* _Your objective_
Each line of the data that includes the string "Aloha" is to be copied out.

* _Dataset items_

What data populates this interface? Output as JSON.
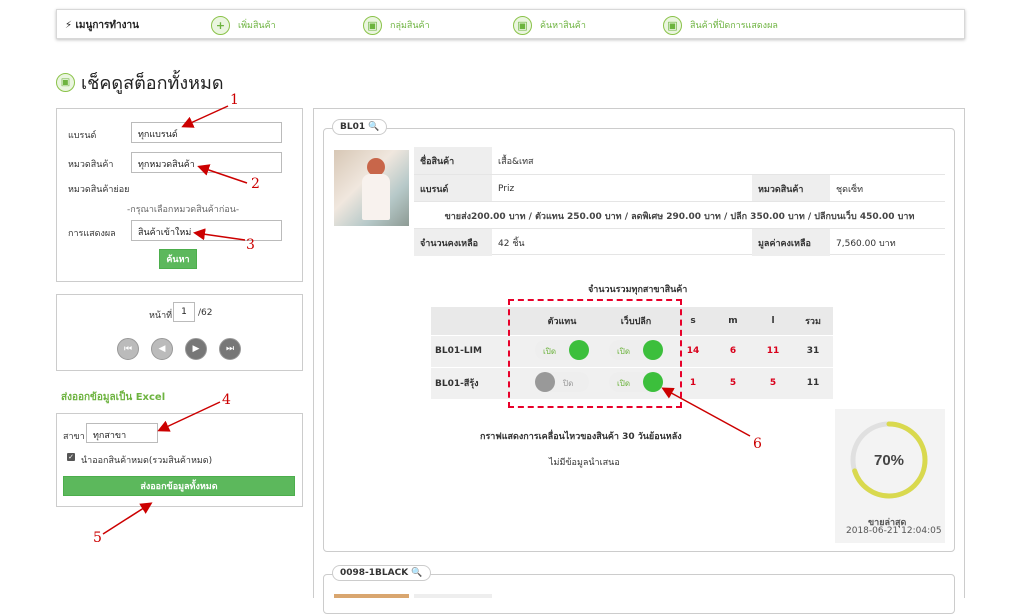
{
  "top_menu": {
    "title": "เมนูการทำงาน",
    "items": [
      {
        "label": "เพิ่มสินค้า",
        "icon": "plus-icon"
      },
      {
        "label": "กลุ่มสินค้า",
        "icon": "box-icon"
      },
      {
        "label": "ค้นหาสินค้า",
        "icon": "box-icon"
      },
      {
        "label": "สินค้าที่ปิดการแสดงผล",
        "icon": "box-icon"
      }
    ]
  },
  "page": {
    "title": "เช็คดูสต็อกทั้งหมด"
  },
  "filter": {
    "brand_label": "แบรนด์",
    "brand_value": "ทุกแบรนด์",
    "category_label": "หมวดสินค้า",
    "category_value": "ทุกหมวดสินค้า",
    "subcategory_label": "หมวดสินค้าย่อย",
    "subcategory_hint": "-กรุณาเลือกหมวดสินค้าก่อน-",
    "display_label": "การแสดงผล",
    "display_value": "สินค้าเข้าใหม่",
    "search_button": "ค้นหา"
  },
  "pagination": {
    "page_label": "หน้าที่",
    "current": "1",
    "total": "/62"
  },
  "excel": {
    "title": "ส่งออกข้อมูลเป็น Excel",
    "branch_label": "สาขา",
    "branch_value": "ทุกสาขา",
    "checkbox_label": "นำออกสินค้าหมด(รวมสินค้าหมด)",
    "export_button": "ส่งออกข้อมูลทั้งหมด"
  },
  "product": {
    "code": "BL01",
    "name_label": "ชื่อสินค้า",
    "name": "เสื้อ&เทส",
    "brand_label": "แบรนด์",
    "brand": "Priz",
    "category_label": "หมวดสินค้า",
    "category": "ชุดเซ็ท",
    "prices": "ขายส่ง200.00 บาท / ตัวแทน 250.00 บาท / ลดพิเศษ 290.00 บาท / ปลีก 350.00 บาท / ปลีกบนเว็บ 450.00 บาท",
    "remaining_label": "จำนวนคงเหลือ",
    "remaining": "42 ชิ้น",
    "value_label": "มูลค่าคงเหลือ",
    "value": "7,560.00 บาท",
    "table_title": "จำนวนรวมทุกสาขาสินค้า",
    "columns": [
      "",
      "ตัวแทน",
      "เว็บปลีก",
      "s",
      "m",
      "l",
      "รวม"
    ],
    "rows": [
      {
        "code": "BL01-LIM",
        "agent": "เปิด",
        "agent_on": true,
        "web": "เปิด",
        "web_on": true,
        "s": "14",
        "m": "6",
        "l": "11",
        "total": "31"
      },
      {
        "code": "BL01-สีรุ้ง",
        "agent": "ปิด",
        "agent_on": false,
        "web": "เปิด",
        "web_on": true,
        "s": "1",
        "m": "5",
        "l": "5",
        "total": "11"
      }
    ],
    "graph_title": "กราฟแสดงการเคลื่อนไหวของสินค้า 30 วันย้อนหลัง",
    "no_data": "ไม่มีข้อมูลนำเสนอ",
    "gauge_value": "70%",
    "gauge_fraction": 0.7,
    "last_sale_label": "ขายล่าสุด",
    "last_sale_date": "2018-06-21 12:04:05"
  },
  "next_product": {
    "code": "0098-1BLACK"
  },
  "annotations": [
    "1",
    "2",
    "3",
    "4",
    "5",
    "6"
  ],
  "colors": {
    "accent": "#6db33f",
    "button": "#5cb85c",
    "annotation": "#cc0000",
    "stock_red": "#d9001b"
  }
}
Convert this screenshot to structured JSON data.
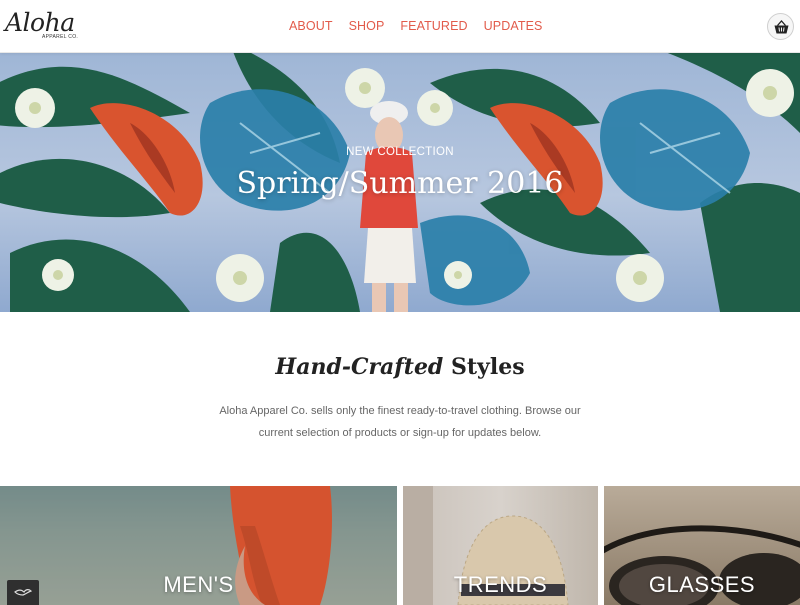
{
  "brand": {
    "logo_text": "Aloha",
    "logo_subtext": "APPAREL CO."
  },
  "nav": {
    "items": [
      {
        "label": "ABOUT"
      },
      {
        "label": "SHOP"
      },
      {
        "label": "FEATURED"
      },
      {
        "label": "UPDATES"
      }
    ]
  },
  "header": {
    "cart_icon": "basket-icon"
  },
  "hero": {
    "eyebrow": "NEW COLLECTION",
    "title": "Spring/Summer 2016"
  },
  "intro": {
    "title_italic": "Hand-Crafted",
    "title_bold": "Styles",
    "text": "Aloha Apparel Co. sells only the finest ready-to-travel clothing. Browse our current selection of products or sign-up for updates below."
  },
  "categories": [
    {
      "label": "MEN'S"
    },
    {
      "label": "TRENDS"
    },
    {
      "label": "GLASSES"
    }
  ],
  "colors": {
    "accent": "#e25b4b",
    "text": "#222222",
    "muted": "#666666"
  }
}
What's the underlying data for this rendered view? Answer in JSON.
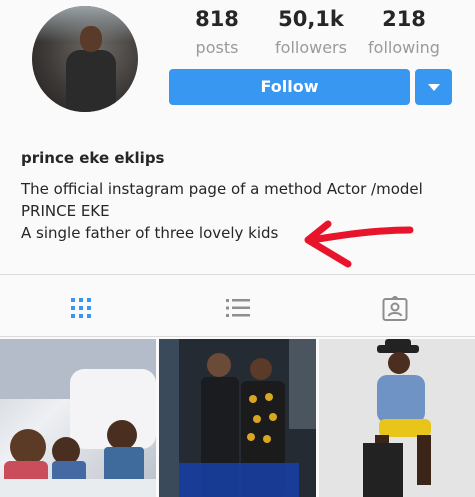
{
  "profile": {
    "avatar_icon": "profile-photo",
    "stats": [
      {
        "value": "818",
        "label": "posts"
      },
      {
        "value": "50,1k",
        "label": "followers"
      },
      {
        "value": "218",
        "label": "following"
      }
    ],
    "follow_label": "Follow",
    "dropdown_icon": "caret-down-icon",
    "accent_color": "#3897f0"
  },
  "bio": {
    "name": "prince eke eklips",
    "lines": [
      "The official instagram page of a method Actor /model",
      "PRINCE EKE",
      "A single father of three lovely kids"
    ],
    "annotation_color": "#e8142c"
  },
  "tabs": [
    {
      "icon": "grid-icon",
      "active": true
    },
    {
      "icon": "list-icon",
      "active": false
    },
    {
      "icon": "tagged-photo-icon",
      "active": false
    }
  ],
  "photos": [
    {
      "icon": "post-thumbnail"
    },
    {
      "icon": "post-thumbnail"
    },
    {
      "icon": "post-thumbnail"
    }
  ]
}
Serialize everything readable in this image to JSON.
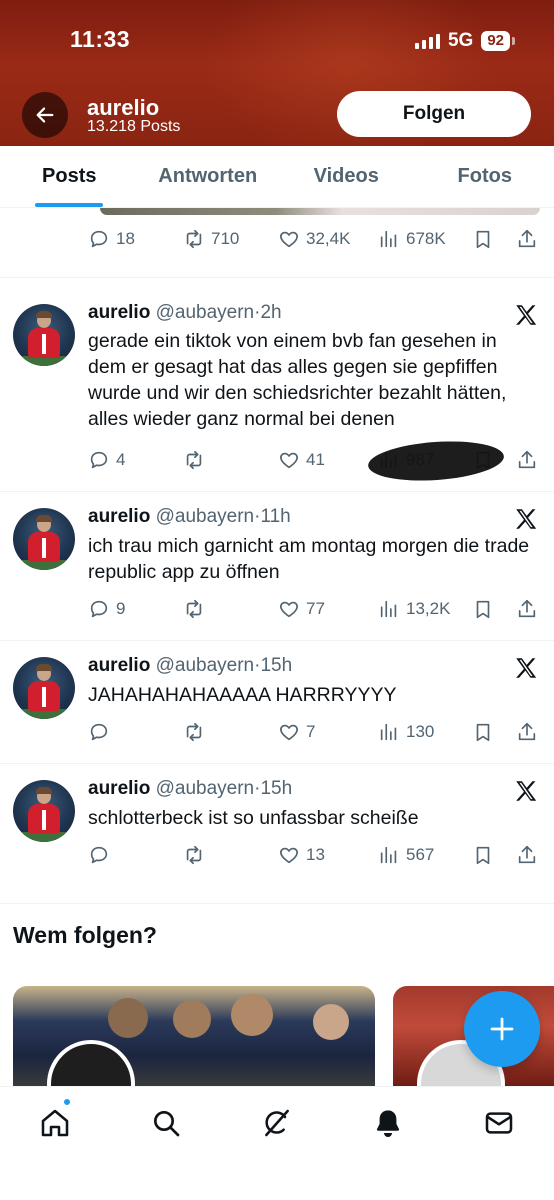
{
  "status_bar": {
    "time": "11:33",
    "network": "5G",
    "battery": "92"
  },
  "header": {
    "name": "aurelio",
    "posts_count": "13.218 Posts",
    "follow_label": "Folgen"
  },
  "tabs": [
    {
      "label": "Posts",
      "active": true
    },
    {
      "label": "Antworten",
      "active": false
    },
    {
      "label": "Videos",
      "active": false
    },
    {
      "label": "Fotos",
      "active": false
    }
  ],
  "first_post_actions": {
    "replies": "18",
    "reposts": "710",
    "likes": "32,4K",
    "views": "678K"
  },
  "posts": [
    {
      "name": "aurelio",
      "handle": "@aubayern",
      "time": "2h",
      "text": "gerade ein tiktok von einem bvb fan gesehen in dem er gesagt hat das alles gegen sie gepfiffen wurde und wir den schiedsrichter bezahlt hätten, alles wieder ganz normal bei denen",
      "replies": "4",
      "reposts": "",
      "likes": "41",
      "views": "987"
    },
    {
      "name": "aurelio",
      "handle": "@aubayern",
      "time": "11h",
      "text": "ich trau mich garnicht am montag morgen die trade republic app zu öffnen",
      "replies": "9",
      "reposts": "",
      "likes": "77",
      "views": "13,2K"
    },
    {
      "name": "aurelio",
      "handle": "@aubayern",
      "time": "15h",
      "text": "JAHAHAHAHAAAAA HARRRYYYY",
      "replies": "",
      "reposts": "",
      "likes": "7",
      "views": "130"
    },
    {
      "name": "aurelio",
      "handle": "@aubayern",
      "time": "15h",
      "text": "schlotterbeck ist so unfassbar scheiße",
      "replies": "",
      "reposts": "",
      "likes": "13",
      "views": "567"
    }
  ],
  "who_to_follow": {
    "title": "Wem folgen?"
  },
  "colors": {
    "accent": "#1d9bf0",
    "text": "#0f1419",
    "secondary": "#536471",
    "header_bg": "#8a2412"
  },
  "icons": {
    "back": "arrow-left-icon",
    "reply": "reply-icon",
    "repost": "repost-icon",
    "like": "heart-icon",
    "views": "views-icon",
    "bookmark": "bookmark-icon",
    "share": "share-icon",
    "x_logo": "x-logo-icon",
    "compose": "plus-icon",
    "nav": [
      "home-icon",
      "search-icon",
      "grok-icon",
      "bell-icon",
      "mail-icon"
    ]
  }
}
* * *
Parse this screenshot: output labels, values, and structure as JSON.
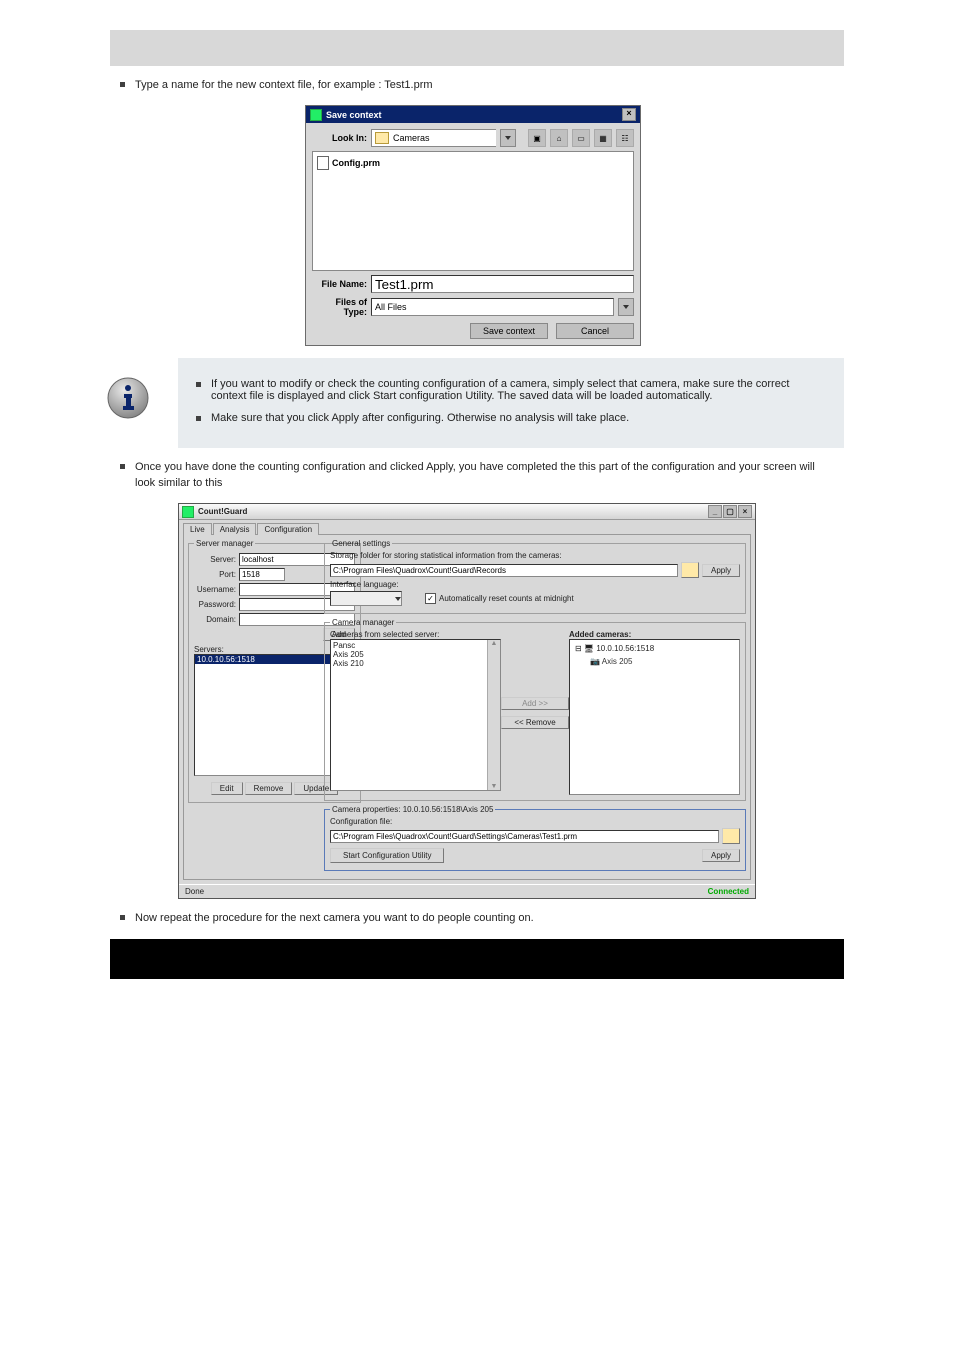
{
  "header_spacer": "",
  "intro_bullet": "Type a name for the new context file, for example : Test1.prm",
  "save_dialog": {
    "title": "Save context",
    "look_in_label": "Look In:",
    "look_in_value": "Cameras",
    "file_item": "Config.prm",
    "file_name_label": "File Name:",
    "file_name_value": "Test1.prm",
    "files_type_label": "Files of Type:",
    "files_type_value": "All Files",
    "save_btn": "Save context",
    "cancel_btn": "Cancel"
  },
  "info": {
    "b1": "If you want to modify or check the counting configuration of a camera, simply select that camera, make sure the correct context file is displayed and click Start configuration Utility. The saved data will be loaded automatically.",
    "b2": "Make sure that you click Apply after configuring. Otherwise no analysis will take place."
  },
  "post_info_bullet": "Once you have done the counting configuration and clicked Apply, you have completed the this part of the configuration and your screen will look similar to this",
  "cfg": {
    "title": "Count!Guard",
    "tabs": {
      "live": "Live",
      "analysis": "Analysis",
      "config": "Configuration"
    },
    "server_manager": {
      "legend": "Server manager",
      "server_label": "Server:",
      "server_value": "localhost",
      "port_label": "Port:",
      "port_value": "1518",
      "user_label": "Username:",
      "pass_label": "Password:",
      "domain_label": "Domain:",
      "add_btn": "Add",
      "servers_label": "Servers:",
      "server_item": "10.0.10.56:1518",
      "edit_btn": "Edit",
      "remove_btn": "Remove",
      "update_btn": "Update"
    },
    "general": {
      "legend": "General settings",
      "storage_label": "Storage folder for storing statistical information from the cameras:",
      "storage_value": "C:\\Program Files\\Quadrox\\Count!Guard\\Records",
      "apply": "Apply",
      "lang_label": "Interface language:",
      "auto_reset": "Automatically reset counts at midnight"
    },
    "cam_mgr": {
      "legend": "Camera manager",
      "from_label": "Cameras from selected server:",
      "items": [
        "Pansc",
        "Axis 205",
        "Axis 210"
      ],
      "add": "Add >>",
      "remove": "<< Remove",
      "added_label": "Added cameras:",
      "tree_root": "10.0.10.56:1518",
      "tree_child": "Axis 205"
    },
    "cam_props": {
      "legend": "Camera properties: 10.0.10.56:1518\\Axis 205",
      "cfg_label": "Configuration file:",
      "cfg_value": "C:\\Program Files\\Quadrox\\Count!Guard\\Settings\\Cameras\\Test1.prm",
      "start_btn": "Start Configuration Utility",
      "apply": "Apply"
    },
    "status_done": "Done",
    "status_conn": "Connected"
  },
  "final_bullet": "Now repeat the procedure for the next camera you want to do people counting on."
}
...
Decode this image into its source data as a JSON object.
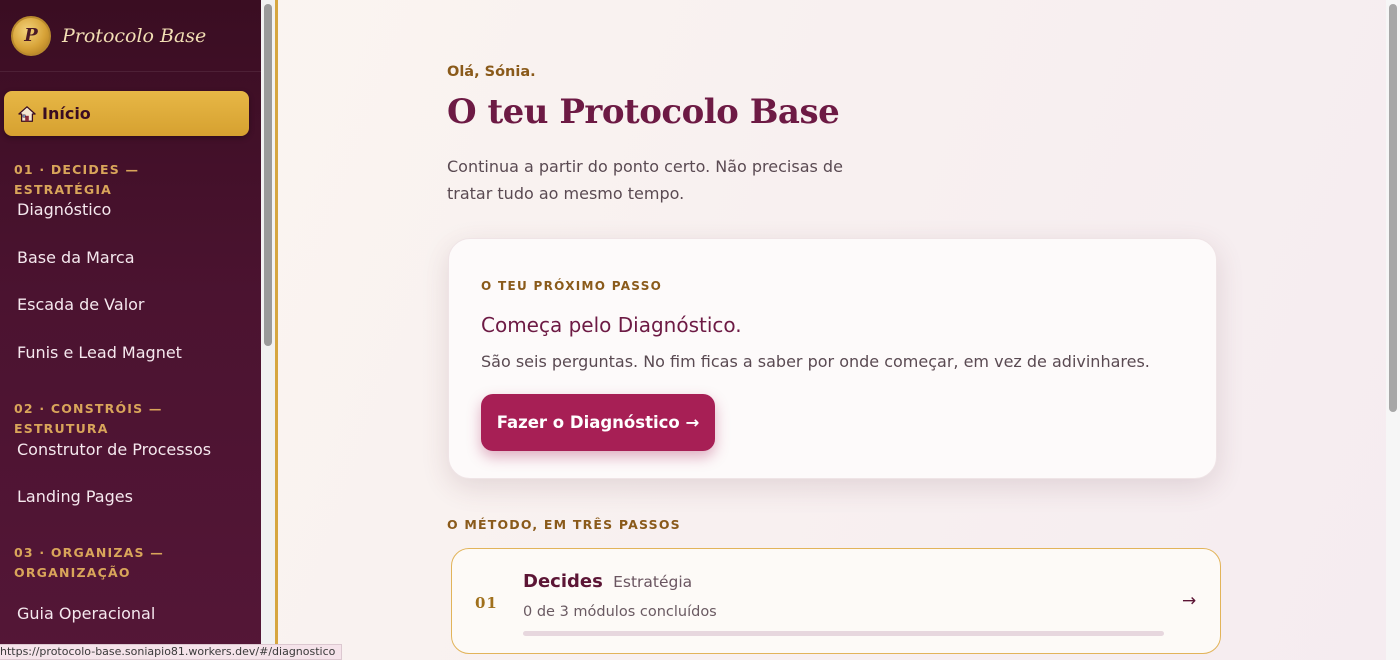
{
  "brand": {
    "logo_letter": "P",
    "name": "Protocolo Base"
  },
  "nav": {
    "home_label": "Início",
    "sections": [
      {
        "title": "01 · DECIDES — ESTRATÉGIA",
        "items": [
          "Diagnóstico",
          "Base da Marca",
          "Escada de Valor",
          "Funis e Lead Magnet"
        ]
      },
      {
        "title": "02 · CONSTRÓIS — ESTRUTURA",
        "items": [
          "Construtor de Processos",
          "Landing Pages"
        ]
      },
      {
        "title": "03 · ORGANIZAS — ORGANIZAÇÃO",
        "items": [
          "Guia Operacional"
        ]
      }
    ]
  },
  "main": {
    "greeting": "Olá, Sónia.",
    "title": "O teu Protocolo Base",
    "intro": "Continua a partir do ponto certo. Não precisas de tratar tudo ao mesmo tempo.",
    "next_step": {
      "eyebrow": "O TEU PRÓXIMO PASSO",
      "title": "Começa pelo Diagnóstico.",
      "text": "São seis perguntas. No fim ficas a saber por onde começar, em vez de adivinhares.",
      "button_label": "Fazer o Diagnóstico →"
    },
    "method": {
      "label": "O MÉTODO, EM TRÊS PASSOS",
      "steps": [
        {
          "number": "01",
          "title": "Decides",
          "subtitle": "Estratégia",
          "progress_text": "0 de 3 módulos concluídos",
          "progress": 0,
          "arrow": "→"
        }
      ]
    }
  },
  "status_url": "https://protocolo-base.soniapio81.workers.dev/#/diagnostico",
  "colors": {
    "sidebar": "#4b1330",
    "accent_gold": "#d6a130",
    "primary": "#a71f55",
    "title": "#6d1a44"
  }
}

* _Result for this task_
    "logo_text": "Aloha",
    "text": "Aloha Apparel Co. sells only the finest ready-to-travel clothing. Browse our current selection of products or sign-up for updates below."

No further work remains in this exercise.